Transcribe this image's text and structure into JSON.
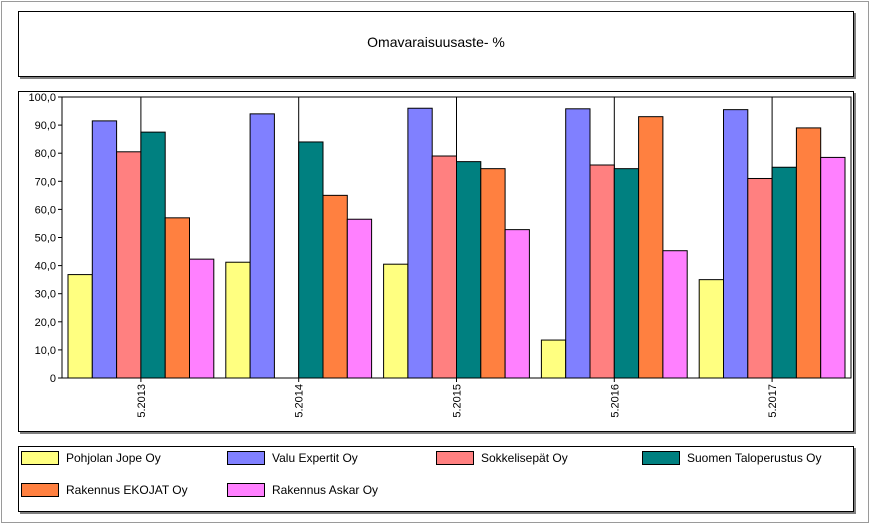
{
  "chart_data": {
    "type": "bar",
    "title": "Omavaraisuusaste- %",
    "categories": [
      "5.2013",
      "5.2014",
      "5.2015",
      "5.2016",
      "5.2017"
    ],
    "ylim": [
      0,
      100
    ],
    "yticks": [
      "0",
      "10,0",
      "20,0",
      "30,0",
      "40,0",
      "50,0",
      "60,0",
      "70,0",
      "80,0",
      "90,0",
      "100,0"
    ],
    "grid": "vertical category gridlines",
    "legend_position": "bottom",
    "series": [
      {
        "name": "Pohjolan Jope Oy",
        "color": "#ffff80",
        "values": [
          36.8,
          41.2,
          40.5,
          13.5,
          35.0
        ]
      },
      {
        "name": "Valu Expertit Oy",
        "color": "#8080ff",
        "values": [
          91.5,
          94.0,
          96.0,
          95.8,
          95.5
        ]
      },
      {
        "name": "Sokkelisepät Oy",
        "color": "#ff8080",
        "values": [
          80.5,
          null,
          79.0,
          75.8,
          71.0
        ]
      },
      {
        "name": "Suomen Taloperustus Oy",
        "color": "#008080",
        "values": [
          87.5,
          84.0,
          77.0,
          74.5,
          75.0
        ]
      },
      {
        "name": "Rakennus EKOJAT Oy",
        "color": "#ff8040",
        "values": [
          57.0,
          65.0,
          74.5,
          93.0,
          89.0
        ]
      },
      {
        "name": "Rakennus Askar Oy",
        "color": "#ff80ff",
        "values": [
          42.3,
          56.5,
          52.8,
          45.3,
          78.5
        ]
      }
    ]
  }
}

##########

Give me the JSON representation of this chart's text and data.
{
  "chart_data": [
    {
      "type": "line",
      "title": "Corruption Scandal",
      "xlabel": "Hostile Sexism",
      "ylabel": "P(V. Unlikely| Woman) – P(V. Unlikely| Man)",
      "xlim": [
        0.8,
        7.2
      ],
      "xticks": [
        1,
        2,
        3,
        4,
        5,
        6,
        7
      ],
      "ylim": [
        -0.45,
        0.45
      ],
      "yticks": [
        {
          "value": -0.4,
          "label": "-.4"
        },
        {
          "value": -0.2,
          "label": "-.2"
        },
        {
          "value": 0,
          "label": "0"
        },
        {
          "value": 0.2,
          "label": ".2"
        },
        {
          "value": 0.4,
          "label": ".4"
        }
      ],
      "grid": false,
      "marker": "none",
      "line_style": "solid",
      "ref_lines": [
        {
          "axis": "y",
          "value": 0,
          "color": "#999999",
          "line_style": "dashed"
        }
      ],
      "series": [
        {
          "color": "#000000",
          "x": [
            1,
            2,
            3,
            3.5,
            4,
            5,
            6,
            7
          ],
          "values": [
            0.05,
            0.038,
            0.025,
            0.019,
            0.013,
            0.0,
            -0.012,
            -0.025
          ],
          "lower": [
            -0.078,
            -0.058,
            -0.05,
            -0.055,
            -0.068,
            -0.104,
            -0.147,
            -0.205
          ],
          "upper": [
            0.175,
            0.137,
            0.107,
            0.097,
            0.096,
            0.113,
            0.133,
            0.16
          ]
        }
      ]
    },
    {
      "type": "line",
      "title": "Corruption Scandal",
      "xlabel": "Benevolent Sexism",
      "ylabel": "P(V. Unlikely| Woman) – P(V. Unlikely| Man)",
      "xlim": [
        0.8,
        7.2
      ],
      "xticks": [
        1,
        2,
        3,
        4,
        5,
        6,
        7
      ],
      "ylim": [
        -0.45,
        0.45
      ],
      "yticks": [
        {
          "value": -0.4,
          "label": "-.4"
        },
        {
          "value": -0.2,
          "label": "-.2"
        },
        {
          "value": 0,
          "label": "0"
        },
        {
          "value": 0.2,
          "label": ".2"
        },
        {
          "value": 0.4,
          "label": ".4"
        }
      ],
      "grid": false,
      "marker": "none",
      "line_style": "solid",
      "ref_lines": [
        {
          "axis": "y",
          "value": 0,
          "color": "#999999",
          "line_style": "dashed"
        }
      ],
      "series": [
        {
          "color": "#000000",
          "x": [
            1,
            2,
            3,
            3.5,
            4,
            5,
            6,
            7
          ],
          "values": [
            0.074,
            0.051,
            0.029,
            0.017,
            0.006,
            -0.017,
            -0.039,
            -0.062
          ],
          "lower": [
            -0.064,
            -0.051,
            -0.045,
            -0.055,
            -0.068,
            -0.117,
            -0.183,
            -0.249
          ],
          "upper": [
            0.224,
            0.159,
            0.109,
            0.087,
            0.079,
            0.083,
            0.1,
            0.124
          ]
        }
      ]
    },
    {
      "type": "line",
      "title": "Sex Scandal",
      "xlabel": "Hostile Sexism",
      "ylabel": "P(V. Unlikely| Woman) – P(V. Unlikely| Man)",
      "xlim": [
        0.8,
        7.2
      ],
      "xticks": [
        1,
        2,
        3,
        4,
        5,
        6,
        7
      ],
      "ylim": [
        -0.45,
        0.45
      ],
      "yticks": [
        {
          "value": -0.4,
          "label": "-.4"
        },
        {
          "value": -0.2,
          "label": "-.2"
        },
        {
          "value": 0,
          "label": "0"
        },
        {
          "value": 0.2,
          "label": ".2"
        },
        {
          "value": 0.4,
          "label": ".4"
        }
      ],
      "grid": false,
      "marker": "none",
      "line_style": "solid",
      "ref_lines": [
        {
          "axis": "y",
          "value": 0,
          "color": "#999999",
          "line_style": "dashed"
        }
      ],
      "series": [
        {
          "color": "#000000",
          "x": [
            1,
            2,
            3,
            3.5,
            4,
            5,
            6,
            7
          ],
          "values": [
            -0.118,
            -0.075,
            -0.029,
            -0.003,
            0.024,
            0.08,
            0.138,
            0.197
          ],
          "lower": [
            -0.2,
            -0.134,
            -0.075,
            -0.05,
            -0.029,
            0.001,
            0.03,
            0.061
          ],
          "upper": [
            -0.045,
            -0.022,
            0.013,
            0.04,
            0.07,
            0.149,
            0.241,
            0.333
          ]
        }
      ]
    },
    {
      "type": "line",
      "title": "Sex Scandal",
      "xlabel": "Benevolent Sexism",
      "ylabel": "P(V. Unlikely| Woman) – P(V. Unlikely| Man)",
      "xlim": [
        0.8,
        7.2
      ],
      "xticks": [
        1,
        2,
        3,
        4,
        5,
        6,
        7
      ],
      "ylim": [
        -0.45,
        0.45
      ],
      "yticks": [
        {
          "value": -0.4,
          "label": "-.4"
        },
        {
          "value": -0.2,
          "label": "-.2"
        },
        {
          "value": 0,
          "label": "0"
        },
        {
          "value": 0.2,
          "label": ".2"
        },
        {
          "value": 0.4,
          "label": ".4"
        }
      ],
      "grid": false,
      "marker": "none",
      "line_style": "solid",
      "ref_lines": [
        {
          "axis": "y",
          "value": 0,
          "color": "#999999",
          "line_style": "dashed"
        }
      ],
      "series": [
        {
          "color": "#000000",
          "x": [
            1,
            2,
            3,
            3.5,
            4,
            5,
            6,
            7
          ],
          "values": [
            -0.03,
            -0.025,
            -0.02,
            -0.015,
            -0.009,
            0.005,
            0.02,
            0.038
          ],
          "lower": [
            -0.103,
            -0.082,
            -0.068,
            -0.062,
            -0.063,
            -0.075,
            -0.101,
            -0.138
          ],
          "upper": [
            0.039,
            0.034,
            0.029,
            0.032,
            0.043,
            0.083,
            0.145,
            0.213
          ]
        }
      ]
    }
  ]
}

##########

▶ _TASK_
Write out every line from the entries where "text" appears.

▶ _TASK RESULT_
Transcribe this image's text and structure into JSON.
Give me the JSON representation of this chart's text and data.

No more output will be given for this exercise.